(Stored dataset items)
** begin **
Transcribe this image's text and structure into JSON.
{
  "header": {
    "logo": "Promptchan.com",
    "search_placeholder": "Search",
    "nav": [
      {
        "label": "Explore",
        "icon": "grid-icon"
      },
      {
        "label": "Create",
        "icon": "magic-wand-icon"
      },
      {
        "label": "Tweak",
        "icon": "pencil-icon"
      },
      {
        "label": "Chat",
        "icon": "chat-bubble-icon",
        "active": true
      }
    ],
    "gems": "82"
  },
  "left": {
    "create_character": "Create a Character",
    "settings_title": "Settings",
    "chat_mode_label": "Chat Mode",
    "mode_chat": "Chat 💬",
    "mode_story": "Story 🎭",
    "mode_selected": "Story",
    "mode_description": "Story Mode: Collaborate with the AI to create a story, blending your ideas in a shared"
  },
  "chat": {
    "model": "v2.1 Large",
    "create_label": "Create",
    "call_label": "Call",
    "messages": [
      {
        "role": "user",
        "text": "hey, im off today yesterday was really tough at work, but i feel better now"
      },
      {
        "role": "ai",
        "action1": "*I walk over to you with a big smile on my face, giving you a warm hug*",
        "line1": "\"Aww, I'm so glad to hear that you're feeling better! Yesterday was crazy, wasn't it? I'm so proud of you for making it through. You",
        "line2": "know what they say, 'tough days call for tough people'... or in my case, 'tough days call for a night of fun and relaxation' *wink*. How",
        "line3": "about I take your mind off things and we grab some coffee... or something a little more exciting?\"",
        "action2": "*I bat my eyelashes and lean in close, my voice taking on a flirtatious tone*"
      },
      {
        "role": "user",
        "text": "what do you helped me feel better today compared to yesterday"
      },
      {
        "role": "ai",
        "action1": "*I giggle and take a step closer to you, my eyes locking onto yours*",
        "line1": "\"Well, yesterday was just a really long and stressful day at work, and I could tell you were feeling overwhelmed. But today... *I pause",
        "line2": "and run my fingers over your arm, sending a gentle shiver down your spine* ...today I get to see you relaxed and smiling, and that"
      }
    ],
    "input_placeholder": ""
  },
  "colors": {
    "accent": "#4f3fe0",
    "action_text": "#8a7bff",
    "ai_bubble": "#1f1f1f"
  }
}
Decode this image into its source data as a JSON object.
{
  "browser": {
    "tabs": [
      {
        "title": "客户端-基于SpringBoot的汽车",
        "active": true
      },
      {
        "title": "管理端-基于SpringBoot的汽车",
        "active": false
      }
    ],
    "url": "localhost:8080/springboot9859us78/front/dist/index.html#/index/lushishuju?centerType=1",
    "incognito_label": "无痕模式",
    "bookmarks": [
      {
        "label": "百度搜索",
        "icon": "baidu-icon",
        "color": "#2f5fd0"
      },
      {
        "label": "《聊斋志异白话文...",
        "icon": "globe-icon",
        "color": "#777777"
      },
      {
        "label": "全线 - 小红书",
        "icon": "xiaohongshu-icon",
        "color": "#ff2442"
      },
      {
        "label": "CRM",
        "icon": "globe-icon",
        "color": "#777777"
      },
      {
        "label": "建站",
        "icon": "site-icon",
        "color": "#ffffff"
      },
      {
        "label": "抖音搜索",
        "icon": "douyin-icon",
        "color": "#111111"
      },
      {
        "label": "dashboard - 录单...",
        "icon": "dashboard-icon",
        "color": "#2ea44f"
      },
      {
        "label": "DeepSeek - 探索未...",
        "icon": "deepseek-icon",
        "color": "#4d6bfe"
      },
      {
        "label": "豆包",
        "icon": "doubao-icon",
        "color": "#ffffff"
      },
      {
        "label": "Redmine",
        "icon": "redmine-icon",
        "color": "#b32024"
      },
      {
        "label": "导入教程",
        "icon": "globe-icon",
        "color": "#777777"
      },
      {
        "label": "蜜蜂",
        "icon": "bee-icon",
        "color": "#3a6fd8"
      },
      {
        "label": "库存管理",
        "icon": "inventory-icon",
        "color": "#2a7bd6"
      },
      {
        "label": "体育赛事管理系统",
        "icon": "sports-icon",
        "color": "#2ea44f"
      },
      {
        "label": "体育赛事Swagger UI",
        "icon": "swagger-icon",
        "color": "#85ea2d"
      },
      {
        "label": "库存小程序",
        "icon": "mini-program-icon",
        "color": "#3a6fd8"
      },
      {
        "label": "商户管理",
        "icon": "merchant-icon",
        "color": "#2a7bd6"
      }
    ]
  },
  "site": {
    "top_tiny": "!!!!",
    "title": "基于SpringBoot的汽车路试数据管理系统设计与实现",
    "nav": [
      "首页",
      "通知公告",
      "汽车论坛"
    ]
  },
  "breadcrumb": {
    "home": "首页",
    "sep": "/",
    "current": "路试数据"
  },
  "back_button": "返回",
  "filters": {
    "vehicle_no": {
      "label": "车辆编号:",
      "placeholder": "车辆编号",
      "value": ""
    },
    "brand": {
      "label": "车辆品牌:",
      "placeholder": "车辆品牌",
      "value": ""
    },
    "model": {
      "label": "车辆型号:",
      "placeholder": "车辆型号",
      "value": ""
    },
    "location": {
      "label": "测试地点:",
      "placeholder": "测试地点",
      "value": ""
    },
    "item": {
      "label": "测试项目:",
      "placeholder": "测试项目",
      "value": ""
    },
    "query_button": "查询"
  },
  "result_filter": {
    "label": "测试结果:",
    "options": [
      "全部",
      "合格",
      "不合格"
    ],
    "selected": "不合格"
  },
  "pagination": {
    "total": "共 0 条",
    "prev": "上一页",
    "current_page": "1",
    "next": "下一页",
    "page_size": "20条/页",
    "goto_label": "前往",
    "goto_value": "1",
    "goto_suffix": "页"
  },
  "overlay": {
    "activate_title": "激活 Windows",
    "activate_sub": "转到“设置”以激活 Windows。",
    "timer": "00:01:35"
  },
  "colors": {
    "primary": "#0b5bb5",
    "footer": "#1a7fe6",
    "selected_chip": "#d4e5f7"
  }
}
** end **
* Challenge
Nothing in the data may differ; print all of it exactly as written.

* Task output
Transcribe this image's text and structure into JSON.
{
  "header": {
    "logo": "Promptchan.com",
    "search_placeholder": "Search",
    "nav": [
      {
        "label": "Explore",
        "icon": "grid-icon"
      },
      {
        "label": "Create",
        "icon": "magic-wand-icon"
      },
      {
        "label": "Tweak",
        "icon": "pencil-icon"
      },
      {
        "label": "Chat",
        "icon": "chat-bubble-icon",
        "active": true
      }
    ],
    "gems": "82"
  },
  "left": {
    "create_character": "Create a Character",
    "settings_title": "Settings",
    "chat_mode_label": "Chat Mode",
    "mode_chat": "Chat 💬",
    "mode_story": "Story 🎭",
    "mode_selected": "Story",
    "mode_description": "Story Mode: Collaborate with the AI to create a story, blending your ideas in a shared"
  },
  "chat": {
    "model": "v2.1 Large",
    "create_label": "Create",
    "call_label": "Call",
    "messages": [
      {
        "role": "user",
        "text": "hey, im off today yesterday was really tough at work, but i feel better now"
      },
      {
        "role": "ai",
        "action1": "*I walk over to you with a big smile on my face, giving you a warm hug*",
        "line1": "\"Aww, I'm so glad to hear that you're feeling better! Yesterday was crazy, wasn't it? I'm so proud of you for making it through. You",
        "line2": "know what they say, 'tough days call for tough people'... or in my case, 'tough days call for a night of fun and relaxation' *wink*. How",
        "line3": "about I take your mind off things and we grab some coffee... or something a little more exciting?\"",
        "action2": "*I bat my eyelashes and lean in close, my voice taking on a flirtatious tone*"
      },
      {
        "role": "user",
        "text": "what do you helped me feel better today compared to yesterday"
      },
      {
        "role": "ai",
        "action1": "*I giggle and take a step closer to you, my eyes locking onto yours*",
        "line1": "\"Well, yesterday was just a really long and stressful day at work, and I could tell you were feeling overwhelmed. But today... *I pause",
        "line2": "and run my fingers over your arm, sending a gentle shiver down your spine* ...today I get to see you relaxed and smiling, and that"
      }
    ],
    "input_placeholder": ""
  },
  "colors": {
    "accent": "#4f3fe0",
    "action_text": "#8a7bff",
    "ai_bubble": "#1f1f1f"
  }
}
Decode this image into its source data as a JSON object.
{
  "browser": {
    "tabs": [
      {
        "title": "客户端-基于SpringBoot的汽车",
        "active": true
      },
      {
        "title": "管理端-基于SpringBoot的汽车",
        "active": false
      }
    ],
    "url": "localhost:8080/springboot9859us78/front/dist/index.html#/index/lushishuju?centerType=1",
    "incognito_label": "无痕模式",
    "bookmarks": [
      {
        "label": "百度搜索",
        "icon": "baidu-icon",
        "color": "#2f5fd0"
      },
      {
        "label": "《聊斋志异白话文...",
        "icon": "globe-icon",
        "color": "#777777"
      },
      {
        "label": "全线 - 小红书",
        "icon": "xiaohongshu-icon",
        "color": "#ff2442"
      },
      {
        "label": "CRM",
        "icon": "globe-icon",
        "color": "#777777"
      },
      {
        "label": "建站",
        "icon": "site-icon",
        "color": "#ffffff"
      },
      {
        "label": "抖音搜索",
        "icon": "douyin-icon",
        "color": "#111111"
      },
      {
        "label": "dashboard - 录单...",
        "icon": "dashboard-icon",
        "color": "#2ea44f"
      },
      {
        "label": "DeepSeek - 探索未...",
        "icon": "deepseek-icon",
        "color": "#4d6bfe"
      },
      {
        "label": "豆包",
        "icon": "doubao-icon",
        "color": "#ffffff"
      },
      {
        "label": "Redmine",
        "icon": "redmine-icon",
        "color": "#b32024"
      },
      {
        "label": "导入教程",
        "icon": "globe-icon",
        "color": "#777777"
      },
      {
        "label": "蜜蜂",
        "icon": "bee-icon",
        "color": "#3a6fd8"
      },
      {
        "label": "库存管理",
        "icon": "inventory-icon",
        "color": "#2a7bd6"
      },
      {
        "label": "体育赛事管理系统",
        "icon": "sports-icon",
        "color": "#2ea44f"
      },
      {
        "label": "体育赛事Swagger UI",
        "icon": "swagger-icon",
        "color": "#85ea2d"
      },
      {
        "label": "库存小程序",
        "icon": "mini-program-icon",
        "color": "#3a6fd8"
      },
      {
        "label": "商户管理",
        "icon": "merchant-icon",
        "color": "#2a7bd6"
      }
    ]
  },
  "site": {
    "top_tiny": "!!!!",
    "title": "基于SpringBoot的汽车路试数据管理系统设计与实现",
    "nav": [
      "首页",
      "通知公告",
      "汽车论坛"
    ]
  },
  "breadcrumb": {
    "home": "首页",
    "sep": "/",
    "current": "路试数据"
  },
  "back_button": "返回",
  "filters": {
    "vehicle_no": {
      "label": "车辆编号:",
      "placeholder": "车辆编号",
      "value": ""
    },
    "brand": {
      "label": "车辆品牌:",
      "placeholder": "车辆品牌",
      "value": ""
    },
    "model": {
      "label": "车辆型号:",
      "placeholder": "车辆型号",
      "value": ""
    },
    "location": {
      "label": "测试地点:",
      "placeholder": "测试地点",
      "value": ""
    },
    "item": {
      "label": "测试项目:",
      "placeholder": "测试项目",
      "value": ""
    },
    "query_button": "查询"
  },
  "result_filter": {
    "label": "测试结果:",
    "options": [
      "全部",
      "合格",
      "不合格"
    ],
    "selected": "不合格"
  },
  "pagination": {
    "total": "共 0 条",
    "prev": "上一页",
    "current_page": "1",
    "next": "下一页",
    "page_size": "20条/页",
    "goto_label": "前往",
    "goto_value": "1",
    "goto_suffix": "页"
  },
  "overlay": {
    "activate_title": "激活 Windows",
    "activate_sub": "转到“设置”以激活 Windows。",
    "timer": "00:01:35"
  },
  "colors": {
    "primary": "#0b5bb5",
    "footer": "#1a7fe6",
    "selected_chip": "#d4e5f7"
  }
}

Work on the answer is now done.